═════ Extracted data
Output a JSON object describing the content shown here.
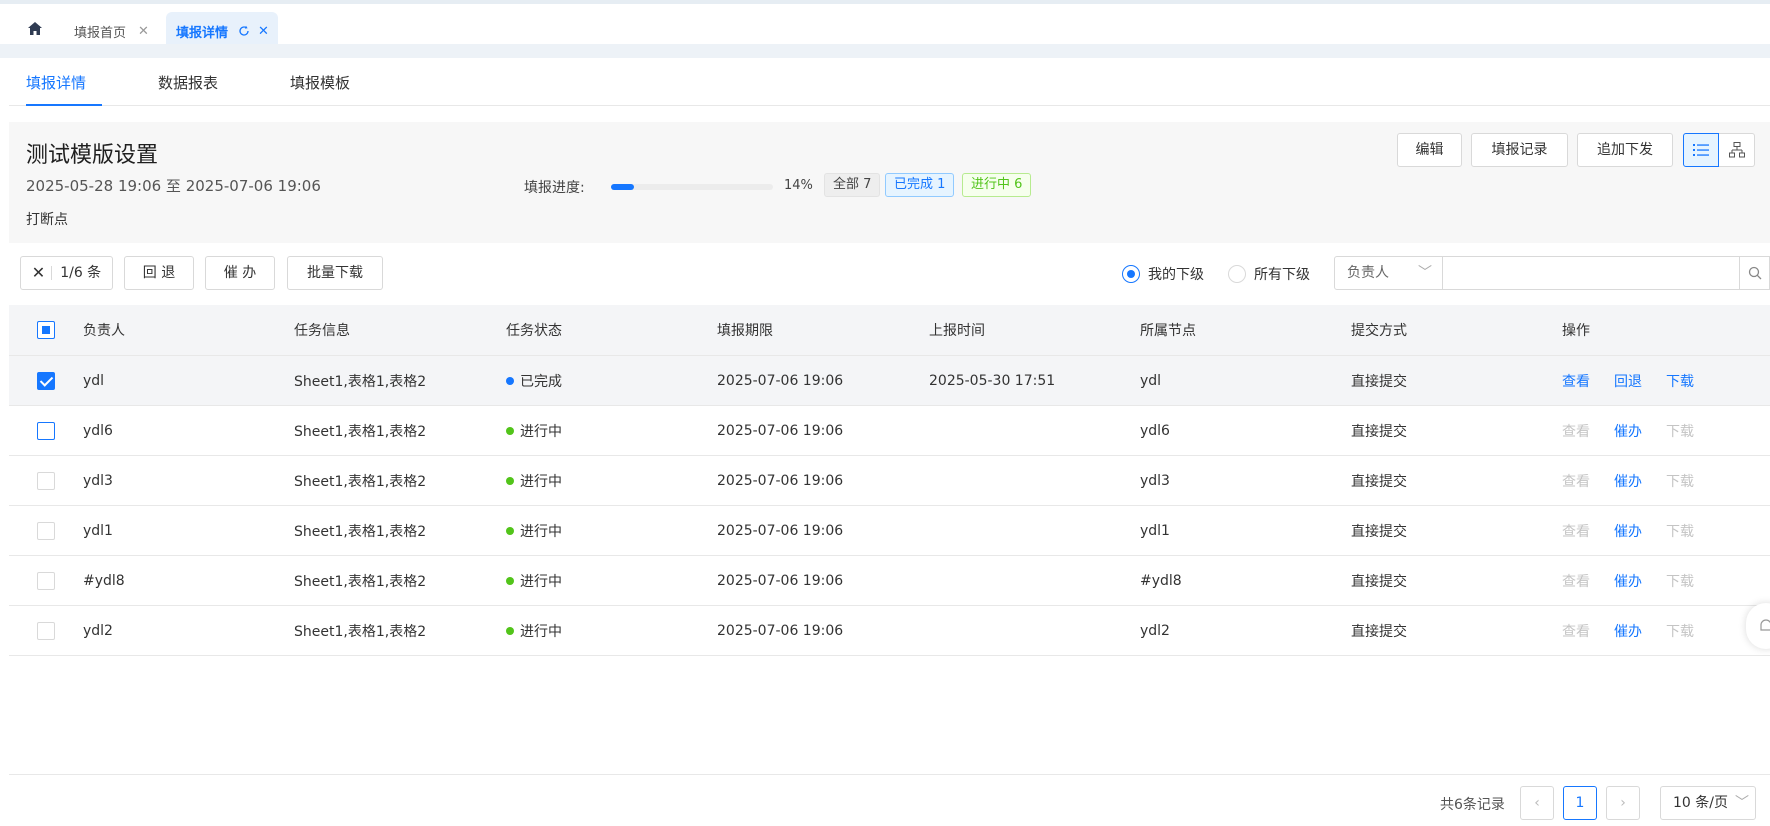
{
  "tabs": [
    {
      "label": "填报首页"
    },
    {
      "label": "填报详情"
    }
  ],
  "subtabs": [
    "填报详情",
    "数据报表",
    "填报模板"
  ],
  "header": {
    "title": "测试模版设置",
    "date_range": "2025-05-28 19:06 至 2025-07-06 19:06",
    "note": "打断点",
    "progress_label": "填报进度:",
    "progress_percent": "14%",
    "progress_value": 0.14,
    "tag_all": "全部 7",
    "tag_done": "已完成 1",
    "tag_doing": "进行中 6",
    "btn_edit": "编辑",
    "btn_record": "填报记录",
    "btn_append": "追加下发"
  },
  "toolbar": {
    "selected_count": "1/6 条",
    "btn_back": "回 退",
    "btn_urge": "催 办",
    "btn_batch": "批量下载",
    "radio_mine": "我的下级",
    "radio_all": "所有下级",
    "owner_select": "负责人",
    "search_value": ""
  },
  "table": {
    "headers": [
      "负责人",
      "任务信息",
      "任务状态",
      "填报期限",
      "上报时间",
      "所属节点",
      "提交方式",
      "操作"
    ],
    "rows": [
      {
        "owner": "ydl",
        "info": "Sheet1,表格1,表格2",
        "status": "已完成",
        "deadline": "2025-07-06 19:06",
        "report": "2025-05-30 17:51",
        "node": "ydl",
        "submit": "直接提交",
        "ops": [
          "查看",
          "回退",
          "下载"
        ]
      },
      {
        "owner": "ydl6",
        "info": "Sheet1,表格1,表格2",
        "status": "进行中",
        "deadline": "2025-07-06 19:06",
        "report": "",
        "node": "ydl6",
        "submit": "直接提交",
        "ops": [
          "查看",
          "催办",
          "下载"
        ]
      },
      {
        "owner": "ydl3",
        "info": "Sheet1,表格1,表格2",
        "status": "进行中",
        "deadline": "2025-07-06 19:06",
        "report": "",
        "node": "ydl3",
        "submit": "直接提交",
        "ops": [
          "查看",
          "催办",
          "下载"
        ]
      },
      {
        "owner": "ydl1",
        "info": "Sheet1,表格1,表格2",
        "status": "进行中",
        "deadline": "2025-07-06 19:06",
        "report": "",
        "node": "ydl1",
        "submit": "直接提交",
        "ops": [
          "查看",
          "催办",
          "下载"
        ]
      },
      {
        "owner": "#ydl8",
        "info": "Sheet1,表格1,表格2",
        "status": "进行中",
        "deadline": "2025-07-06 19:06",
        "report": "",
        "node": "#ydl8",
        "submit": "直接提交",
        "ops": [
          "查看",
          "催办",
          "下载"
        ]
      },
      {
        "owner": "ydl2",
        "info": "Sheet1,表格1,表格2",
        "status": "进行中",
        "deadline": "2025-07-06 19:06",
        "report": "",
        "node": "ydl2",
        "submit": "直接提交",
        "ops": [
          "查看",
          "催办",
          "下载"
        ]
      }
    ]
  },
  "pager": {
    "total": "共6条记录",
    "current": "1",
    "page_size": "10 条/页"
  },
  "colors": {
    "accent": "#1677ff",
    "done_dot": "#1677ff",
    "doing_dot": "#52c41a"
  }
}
══════════
-- Stated task --
Single out each line of the records above with the string "node" in it, and copy it.

-- Written solution --
        "node": "ydl",
        "node": "ydl6",
        "node": "ydl3",
        "node": "ydl1",
        "node": "#ydl8",
        "node": "ydl2",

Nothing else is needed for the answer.